# [Set task]
The entries are to be returned exactly, with images left out.

[Stored items from a collection]
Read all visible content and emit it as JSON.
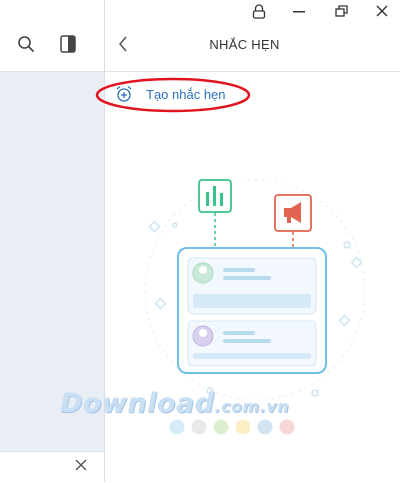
{
  "window": {
    "controls": [
      "lock-icon",
      "minimize-icon",
      "restore-icon",
      "close-icon"
    ]
  },
  "sidebar": {
    "icons": [
      "search-icon",
      "panel-icon",
      "close-icon"
    ]
  },
  "header": {
    "title": "NHẮC HẸN",
    "back_icon": "chevron-left-icon"
  },
  "reminder": {
    "create_label": "Tạo nhắc hẹn",
    "create_icon": "alarm-plus-icon",
    "highlight_color": "#e0141e"
  },
  "illustration": {
    "icons": [
      "bar-chart-icon",
      "megaphone-icon"
    ],
    "colors": {
      "green": "#39c28a",
      "red": "#e2634f",
      "blue": "#6fbfe7"
    }
  },
  "watermark": {
    "text": "Download",
    "suffix": ".com.vn",
    "dot_colors": [
      "#d6ecf8",
      "#e8e8e8",
      "#dcefd0",
      "#fbefc6",
      "#d2e3f2",
      "#f7d6d6"
    ]
  }
}
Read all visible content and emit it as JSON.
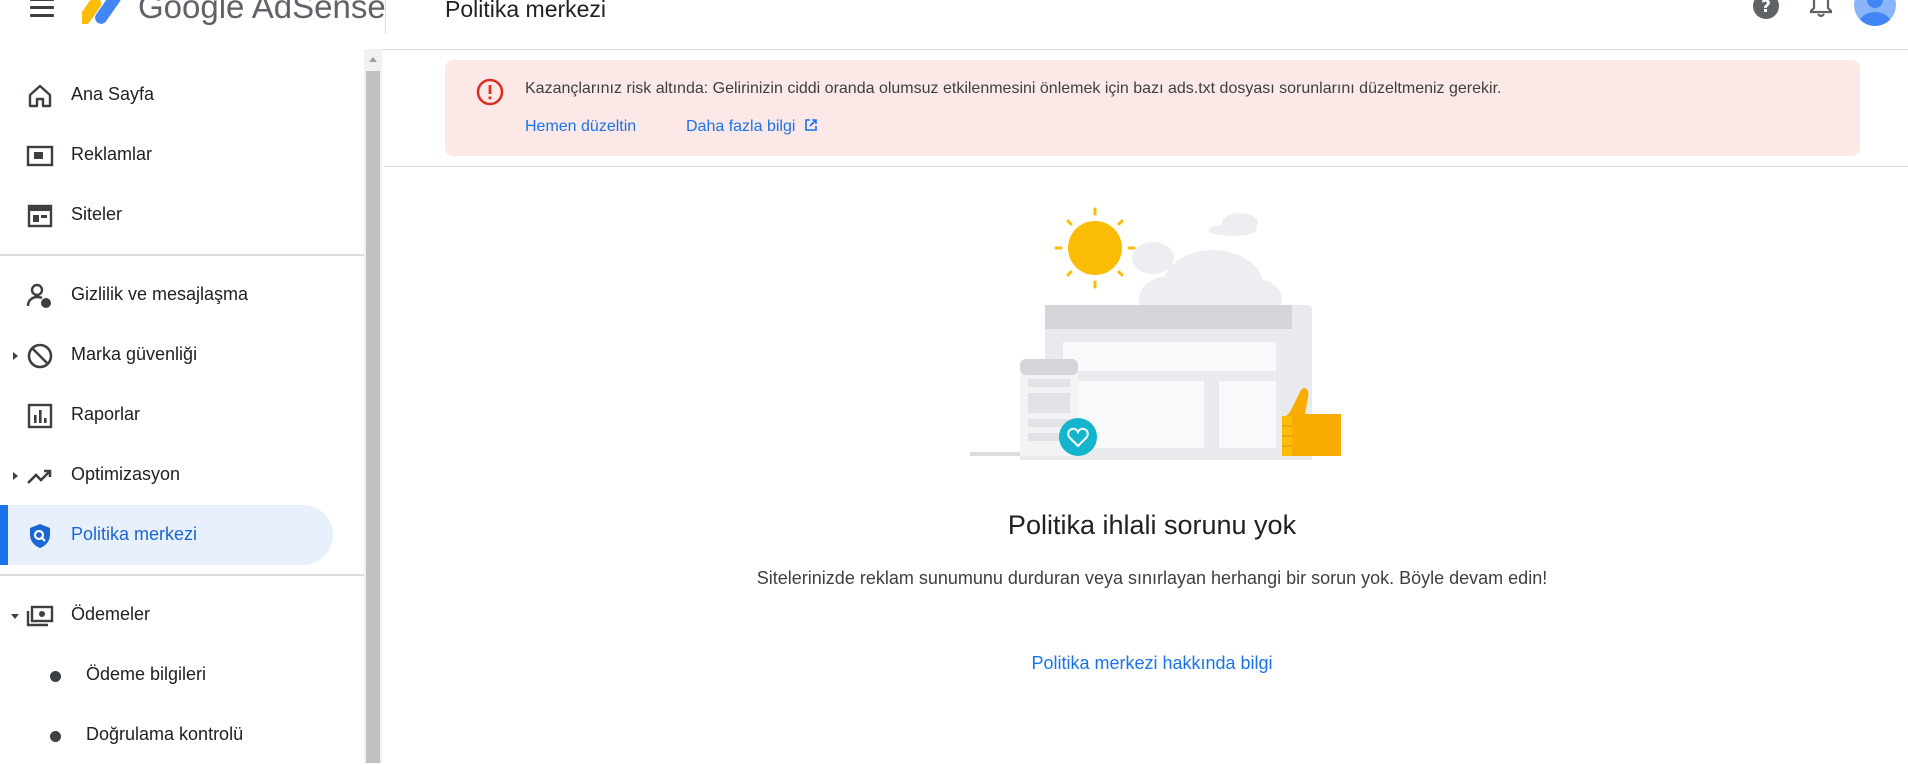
{
  "header": {
    "brand": "Google AdSense",
    "page_title": "Politika merkezi",
    "icons": [
      "menu-icon",
      "adsense-logo-icon",
      "help-icon",
      "notifications-icon",
      "account-avatar"
    ]
  },
  "sidebar": {
    "items": [
      {
        "label": "Ana Sayfa",
        "icon": "home-icon"
      },
      {
        "label": "Reklamlar",
        "icon": "ads-icon"
      },
      {
        "label": "Siteler",
        "icon": "sites-icon"
      },
      {
        "label": "Gizlilik ve mesajlaşma",
        "icon": "privacy-icon"
      },
      {
        "label": "Marka güvenliği",
        "icon": "block-icon",
        "expandable": true
      },
      {
        "label": "Raporlar",
        "icon": "reports-icon"
      },
      {
        "label": "Optimizasyon",
        "icon": "trending-icon",
        "expandable": true
      },
      {
        "label": "Politika merkezi",
        "icon": "policy-shield-icon",
        "active": true
      },
      {
        "label": "Ödemeler",
        "icon": "payments-icon",
        "expanded": true
      }
    ],
    "sub_items": [
      {
        "label": "Ödeme bilgileri"
      },
      {
        "label": "Doğrulama kontrolü"
      }
    ]
  },
  "alert": {
    "message": "Kazançlarınız risk altında: Gelirinizin ciddi oranda olumsuz etkilenmesini önlemek için bazı ads.txt dosyası sorunlarını düzeltmeniz gerekir.",
    "fix_link": "Hemen düzeltin",
    "learn_link": "Daha fazla bilgi",
    "icon": "error-icon"
  },
  "empty_state": {
    "title": "Politika ihlali sorunu yok",
    "description": "Sitelerinizde reklam sunumunu durduran veya sınırlayan herhangi bir sorun yok. Böyle devam edin!",
    "link": "Politika merkezi hakkında bilgi"
  },
  "colors": {
    "accent": "#1a73e8",
    "active_bg": "#e8f0fe",
    "alert_bg": "#fce8e6",
    "alert_red": "#d93025",
    "sun": "#fbbc04",
    "heart_badge": "#12b5cb"
  }
}
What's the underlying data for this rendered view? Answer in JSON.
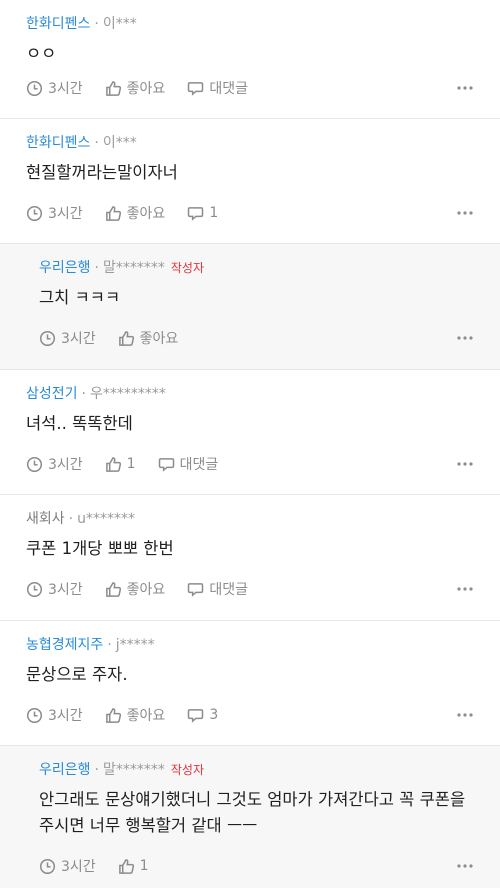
{
  "comments": [
    {
      "company": "한화디펜스",
      "user": "이***",
      "author_tag": "",
      "text": "ㅇㅇ",
      "time": "3시간",
      "like": "좋아요",
      "reply": "대댓글"
    },
    {
      "company": "한화디펜스",
      "user": "이***",
      "author_tag": "",
      "text": "현질할꺼라는말이자너",
      "time": "3시간",
      "like": "좋아요",
      "reply": "1"
    },
    {
      "company": "우리은행",
      "user": "말*******",
      "author_tag": "작성자",
      "text": "그치 ㅋㅋㅋ",
      "time": "3시간",
      "like": "좋아요",
      "reply": ""
    },
    {
      "company": "삼성전기",
      "user": "우*********",
      "author_tag": "",
      "text": "녀석.. 똑똑한데",
      "time": "3시간",
      "like": "1",
      "reply": "대댓글"
    },
    {
      "company": "새회사",
      "user": "u*******",
      "author_tag": "",
      "text": "쿠폰 1개당 뽀뽀 한번",
      "time": "3시간",
      "like": "좋아요",
      "reply": "대댓글"
    },
    {
      "company": "농협경제지주",
      "user": "j*****",
      "author_tag": "",
      "text": "문상으로 주자.",
      "time": "3시간",
      "like": "좋아요",
      "reply": "3"
    },
    {
      "company": "우리은행",
      "user": "말*******",
      "author_tag": "작성자",
      "text": "안그래도 문상얘기했더니 그것도 엄마가 가져간다고 꼭 쿠폰을 주시면 너무 행복할거 같대 ㅡㅡ",
      "time": "3시간",
      "like": "1",
      "reply": ""
    }
  ],
  "separator": "·",
  "colors": {
    "company": "#2a8bd8",
    "company_plain": "#7c7c7c",
    "author_tag": "#e0323a",
    "reply_bg": "#f7f7f7"
  },
  "icons": {
    "time": "clock-icon",
    "like": "thumbs-up-icon",
    "reply": "speech-bubble-icon",
    "more": "more-dots-icon"
  }
}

# [Exercise answer]
Read all visible content and emit it as JSON.
{
  "window": {
    "controls": [
      "lock-icon",
      "minimize-icon",
      "restore-icon",
      "close-icon"
    ]
  },
  "sidebar": {
    "icons": [
      "search-icon",
      "panel-icon",
      "close-icon"
    ]
  },
  "header": {
    "title": "NHẮC HẸN",
    "back_icon": "chevron-left-icon"
  },
  "reminder": {
    "create_label": "Tạo nhắc hẹn",
    "create_icon": "alarm-plus-icon",
    "highlight_color": "#e0141e"
  },
  "illustration": {
    "icons": [
      "bar-chart-icon",
      "megaphone-icon"
    ],
    "colors": {
      "green": "#39c28a",
      "red": "#e2634f",
      "blue": "#6fbfe7"
    }
  },
  "watermark": {
    "text": "Download",
    "suffix": ".com.vn",
    "dot_colors": [
      "#d6ecf8",
      "#e8e8e8",
      "#dcefd0",
      "#fbefc6",
      "#d2e3f2",
      "#f7d6d6"
    ]
  }
}
Read all visible content and emit it as JSON.
{
  "header": {
    "brand": "Google AdSense",
    "page_title": "Politika merkezi",
    "icons": [
      "menu-icon",
      "adsense-logo-icon",
      "help-icon",
      "notifications-icon",
      "account-avatar"
    ]
  },
  "sidebar": {
    "items": [
      {
        "label": "Ana Sayfa",
        "icon": "home-icon"
      },
      {
        "label": "Reklamlar",
        "icon": "ads-icon"
      },
      {
        "label": "Siteler",
        "icon": "sites-icon"
      },
      {
        "label": "Gizlilik ve mesajlaşma",
        "icon": "privacy-icon"
      },
      {
        "label": "Marka güvenliği",
        "icon": "block-icon",
        "expandable": true
      },
      {
        "label": "Raporlar",
        "icon": "reports-icon"
      },
      {
        "label": "Optimizasyon",
        "icon": "trending-icon",
        "expandable": true
      },
      {
        "label": "Politika merkezi",
        "icon": "policy-shield-icon",
        "active": true
      },
      {
        "label": "Ödemeler",
        "icon": "payments-icon",
        "expanded": true
      }
    ],
    "sub_items": [
      {
        "label": "Ödeme bilgileri"
      },
      {
        "label": "Doğrulama kontrolü"
      }
    ]
  },
  "alert": {
    "message": "Kazançlarınız risk altında: Gelirinizin ciddi oranda olumsuz etkilenmesini önlemek için bazı ads.txt dosyası sorunlarını düzeltmeniz gerekir.",
    "fix_link": "Hemen düzeltin",
    "learn_link": "Daha fazla bilgi",
    "icon": "error-icon"
  },
  "empty_state": {
    "title": "Politika ihlali sorunu yok",
    "description": "Sitelerinizde reklam sunumunu durduran veya sınırlayan herhangi bir sorun yok. Böyle devam edin!",
    "link": "Politika merkezi hakkında bilgi"
  },
  "colors": {
    "accent": "#1a73e8",
    "active_bg": "#e8f0fe",
    "alert_bg": "#fce8e6",
    "alert_red": "#d93025",
    "sun": "#fbbc04",
    "heart_badge": "#12b5cb"
  }
}
What's the underlying data for this rendered view? Answer in JSON.
{
  "comments": [
    {
      "company": "한화디펜스",
      "user": "이***",
      "author_tag": "",
      "text": "ㅇㅇ",
      "time": "3시간",
      "like": "좋아요",
      "reply": "대댓글"
    },
    {
      "company": "한화디펜스",
      "user": "이***",
      "author_tag": "",
      "text": "현질할꺼라는말이자너",
      "time": "3시간",
      "like": "좋아요",
      "reply": "1"
    },
    {
      "company": "우리은행",
      "user": "말*******",
      "author_tag": "작성자",
      "text": "그치 ㅋㅋㅋ",
      "time": "3시간",
      "like": "좋아요",
      "reply": ""
    },
    {
      "company": "삼성전기",
      "user": "우*********",
      "author_tag": "",
      "text": "녀석.. 똑똑한데",
      "time": "3시간",
      "like": "1",
      "reply": "대댓글"
    },
    {
      "company": "새회사",
      "user": "u*******",
      "author_tag": "",
      "text": "쿠폰 1개당 뽀뽀 한번",
      "time": "3시간",
      "like": "좋아요",
      "reply": "대댓글"
    },
    {
      "company": "농협경제지주",
      "user": "j*****",
      "author_tag": "",
      "text": "문상으로 주자.",
      "time": "3시간",
      "like": "좋아요",
      "reply": "3"
    },
    {
      "company": "우리은행",
      "user": "말*******",
      "author_tag": "작성자",
      "text": "안그래도 문상얘기했더니 그것도 엄마가 가져간다고 꼭 쿠폰을 주시면 너무 행복할거 같대 ㅡㅡ",
      "time": "3시간",
      "like": "1",
      "reply": ""
    }
  ],
  "separator": "·",
  "colors": {
    "company": "#2a8bd8",
    "company_plain": "#7c7c7c",
    "author_tag": "#e0323a",
    "reply_bg": "#f7f7f7"
  },
  "icons": {
    "time": "clock-icon",
    "like": "thumbs-up-icon",
    "reply": "speech-bubble-icon",
    "more": "more-dots-icon"
  }
}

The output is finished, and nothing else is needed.